YOUR GOAL: Which lines of the data below contain "this"? Please show them all.

________________________

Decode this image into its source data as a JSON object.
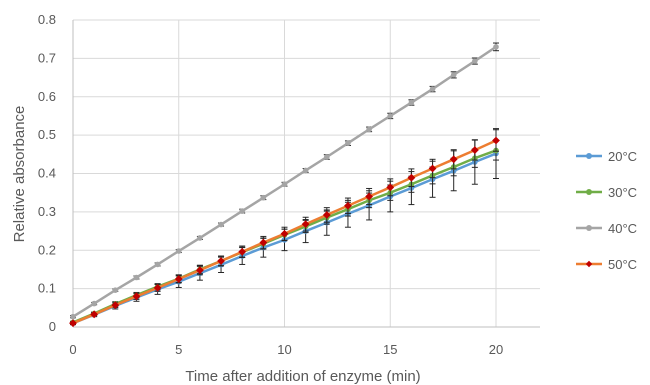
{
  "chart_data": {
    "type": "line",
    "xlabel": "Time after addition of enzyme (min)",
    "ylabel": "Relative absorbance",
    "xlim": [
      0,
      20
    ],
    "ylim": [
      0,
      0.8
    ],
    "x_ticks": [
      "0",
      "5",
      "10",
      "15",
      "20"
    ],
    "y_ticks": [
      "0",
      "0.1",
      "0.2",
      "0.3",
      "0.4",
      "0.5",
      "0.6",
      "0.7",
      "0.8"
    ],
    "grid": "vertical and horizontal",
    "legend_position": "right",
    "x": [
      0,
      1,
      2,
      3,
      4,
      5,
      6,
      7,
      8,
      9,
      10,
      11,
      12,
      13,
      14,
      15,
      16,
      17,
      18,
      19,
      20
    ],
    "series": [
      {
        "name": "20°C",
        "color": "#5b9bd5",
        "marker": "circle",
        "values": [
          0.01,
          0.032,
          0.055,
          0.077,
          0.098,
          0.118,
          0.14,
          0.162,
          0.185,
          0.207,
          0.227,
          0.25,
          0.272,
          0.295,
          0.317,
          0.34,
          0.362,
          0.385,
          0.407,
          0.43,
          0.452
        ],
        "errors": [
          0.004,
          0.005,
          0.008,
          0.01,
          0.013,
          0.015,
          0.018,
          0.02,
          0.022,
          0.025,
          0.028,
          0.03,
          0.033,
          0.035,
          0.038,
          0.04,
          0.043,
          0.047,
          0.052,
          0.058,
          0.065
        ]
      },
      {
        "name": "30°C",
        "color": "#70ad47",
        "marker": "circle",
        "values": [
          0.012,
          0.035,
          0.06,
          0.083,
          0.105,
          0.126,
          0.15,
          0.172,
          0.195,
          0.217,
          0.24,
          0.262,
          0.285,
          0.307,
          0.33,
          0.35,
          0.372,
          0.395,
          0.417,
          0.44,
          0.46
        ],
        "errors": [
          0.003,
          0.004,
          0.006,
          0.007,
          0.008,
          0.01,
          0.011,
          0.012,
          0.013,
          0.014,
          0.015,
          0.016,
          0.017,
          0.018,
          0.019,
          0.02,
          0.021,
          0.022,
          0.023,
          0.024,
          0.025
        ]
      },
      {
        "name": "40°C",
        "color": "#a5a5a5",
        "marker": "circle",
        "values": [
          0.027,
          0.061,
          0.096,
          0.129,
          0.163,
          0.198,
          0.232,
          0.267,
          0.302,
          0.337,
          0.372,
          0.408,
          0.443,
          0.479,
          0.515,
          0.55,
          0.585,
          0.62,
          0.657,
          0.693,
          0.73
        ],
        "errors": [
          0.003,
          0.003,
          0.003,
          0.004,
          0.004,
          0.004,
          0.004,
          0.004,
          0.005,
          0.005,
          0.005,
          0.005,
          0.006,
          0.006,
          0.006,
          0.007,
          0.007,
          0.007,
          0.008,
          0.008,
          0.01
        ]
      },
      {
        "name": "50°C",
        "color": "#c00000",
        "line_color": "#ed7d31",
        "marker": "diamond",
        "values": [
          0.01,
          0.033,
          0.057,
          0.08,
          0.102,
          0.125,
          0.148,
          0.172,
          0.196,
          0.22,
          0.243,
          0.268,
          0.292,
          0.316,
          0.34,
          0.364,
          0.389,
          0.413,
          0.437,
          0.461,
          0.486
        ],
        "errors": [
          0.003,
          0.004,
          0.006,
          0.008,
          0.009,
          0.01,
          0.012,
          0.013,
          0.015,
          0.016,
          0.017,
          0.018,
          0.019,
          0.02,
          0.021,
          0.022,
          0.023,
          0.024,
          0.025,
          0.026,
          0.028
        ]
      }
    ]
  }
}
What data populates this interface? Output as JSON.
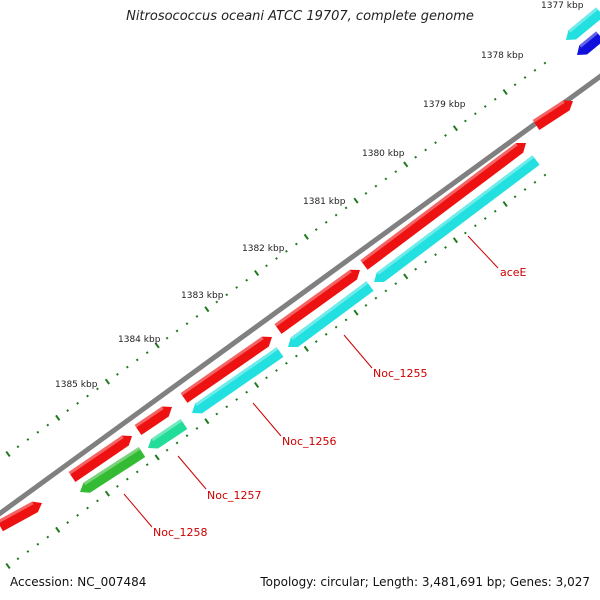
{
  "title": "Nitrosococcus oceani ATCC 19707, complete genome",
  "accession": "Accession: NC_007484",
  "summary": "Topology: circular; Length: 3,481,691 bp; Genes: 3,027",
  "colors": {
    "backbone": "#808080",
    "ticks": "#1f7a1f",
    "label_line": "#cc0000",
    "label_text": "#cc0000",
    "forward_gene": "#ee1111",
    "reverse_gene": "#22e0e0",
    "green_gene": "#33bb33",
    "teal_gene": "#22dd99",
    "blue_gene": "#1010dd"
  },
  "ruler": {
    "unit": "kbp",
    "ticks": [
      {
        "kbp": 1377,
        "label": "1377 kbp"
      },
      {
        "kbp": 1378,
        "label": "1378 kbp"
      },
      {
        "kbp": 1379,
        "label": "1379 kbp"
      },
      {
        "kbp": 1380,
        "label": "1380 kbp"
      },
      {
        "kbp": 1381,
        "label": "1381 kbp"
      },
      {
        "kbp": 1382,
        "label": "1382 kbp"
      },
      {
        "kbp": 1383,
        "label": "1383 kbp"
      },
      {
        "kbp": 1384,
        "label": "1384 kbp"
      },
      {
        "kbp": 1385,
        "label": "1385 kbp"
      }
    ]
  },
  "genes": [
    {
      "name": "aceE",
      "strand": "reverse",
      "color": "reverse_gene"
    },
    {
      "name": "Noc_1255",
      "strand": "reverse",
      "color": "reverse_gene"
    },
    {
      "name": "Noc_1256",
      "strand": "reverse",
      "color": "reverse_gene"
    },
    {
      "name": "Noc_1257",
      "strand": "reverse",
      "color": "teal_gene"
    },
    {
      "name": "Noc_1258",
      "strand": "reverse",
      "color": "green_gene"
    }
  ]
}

________________________

EXPECTED ANSWER:
Decode this image into its source data as a JSON object.
What data populates this interface? Output as JSON.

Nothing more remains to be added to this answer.